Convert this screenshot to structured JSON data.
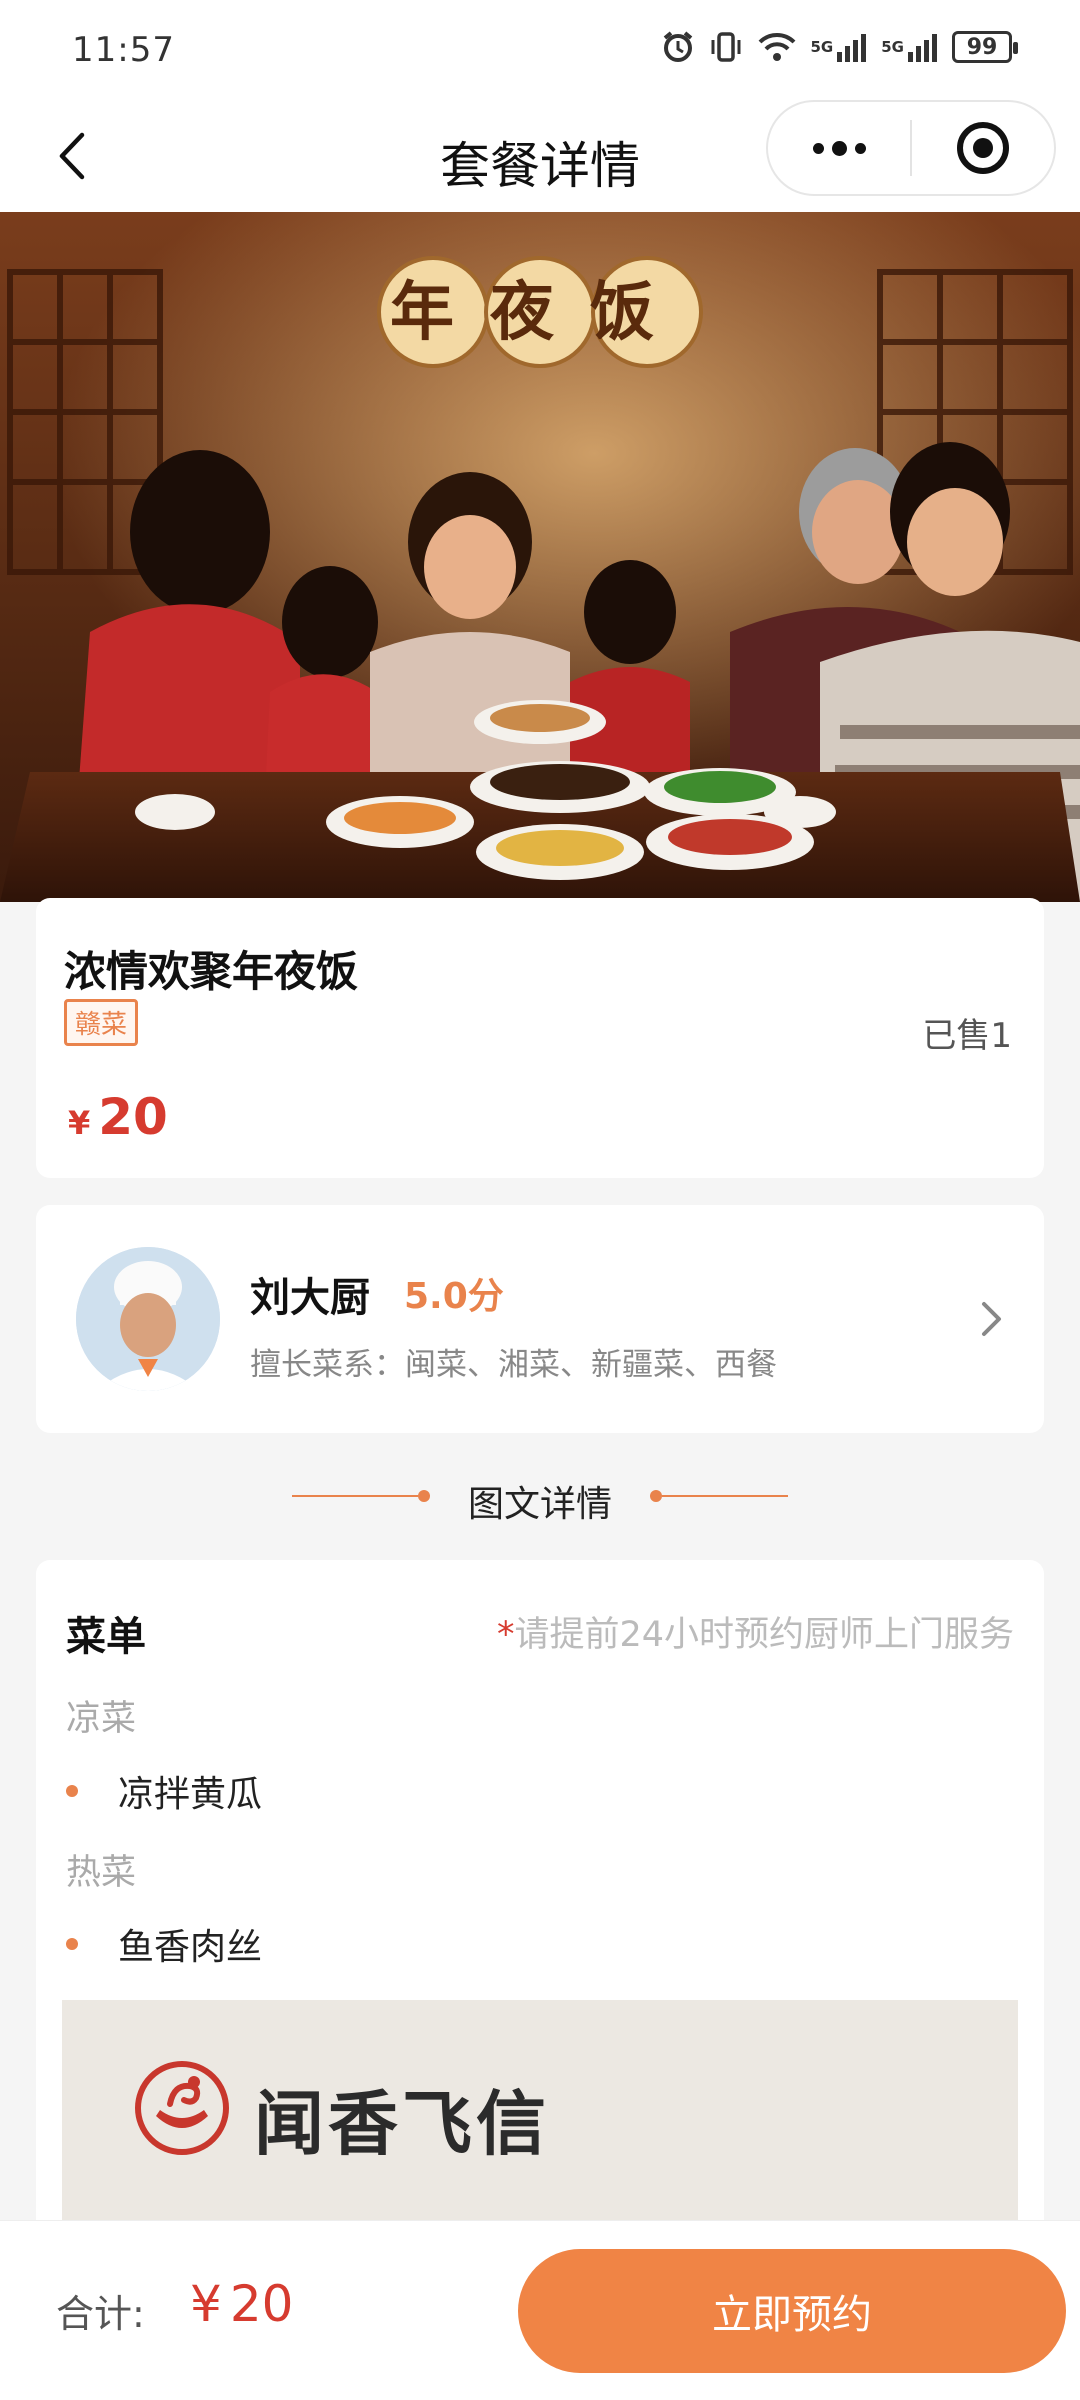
{
  "status_bar": {
    "time": "11:57",
    "signal_1": "5G",
    "signal_2": "5G",
    "battery": "99"
  },
  "nav": {
    "title": "套餐详情",
    "back_icon": "chevron-left-icon",
    "more_icon": "more-dots-icon",
    "close_icon": "target-circle-icon"
  },
  "hero": {
    "badge_text": "年夜饭"
  },
  "product": {
    "name": "浓情欢聚年夜饭",
    "tag": "赣菜",
    "sold": "已售1",
    "price_symbol": "¥",
    "price": "20"
  },
  "chef": {
    "name": "刘大厨",
    "score": "5.0分",
    "cuisine": "擅长菜系：闽菜、湘菜、新疆菜、西餐"
  },
  "detail_section": {
    "title": "图文详情"
  },
  "menu": {
    "title": "菜单",
    "note_star": "*",
    "note": "请提前24小时预约厨师上门服务",
    "categories": [
      {
        "name": "凉菜",
        "dishes": [
          "凉拌黄瓜"
        ]
      },
      {
        "name": "热菜",
        "dishes": [
          "鱼香肉丝"
        ]
      }
    ],
    "brand": "闻香飞信"
  },
  "bottom": {
    "total_label": "合计:",
    "total_symbol": "¥",
    "total_value": "20",
    "book_label": "立即预约"
  },
  "colors": {
    "accent": "#f08445",
    "price": "#d63b2f",
    "tag": "#e9834c"
  }
}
=====
EXERCISE REQUIREMENTS: All of the lines above should be printed exactly, minus the pictures.

RESPONSE TO THIS EXERCISE:
Convert this screenshot to structured JSON data.
{
  "status_bar": {
    "time": "11:57",
    "signal_1": "5G",
    "signal_2": "5G",
    "battery": "99"
  },
  "nav": {
    "title": "套餐详情",
    "back_icon": "chevron-left-icon",
    "more_icon": "more-dots-icon",
    "close_icon": "target-circle-icon"
  },
  "hero": {
    "badge_text": "年夜饭"
  },
  "product": {
    "name": "浓情欢聚年夜饭",
    "tag": "赣菜",
    "sold": "已售1",
    "price_symbol": "¥",
    "price": "20"
  },
  "chef": {
    "name": "刘大厨",
    "score": "5.0分",
    "cuisine": "擅长菜系：闽菜、湘菜、新疆菜、西餐"
  },
  "detail_section": {
    "title": "图文详情"
  },
  "menu": {
    "title": "菜单",
    "note_star": "*",
    "note": "请提前24小时预约厨师上门服务",
    "categories": [
      {
        "name": "凉菜",
        "dishes": [
          "凉拌黄瓜"
        ]
      },
      {
        "name": "热菜",
        "dishes": [
          "鱼香肉丝"
        ]
      }
    ],
    "brand": "闻香飞信"
  },
  "bottom": {
    "total_label": "合计:",
    "total_symbol": "¥",
    "total_value": "20",
    "book_label": "立即预约"
  },
  "colors": {
    "accent": "#f08445",
    "price": "#d63b2f",
    "tag": "#e9834c"
  }
}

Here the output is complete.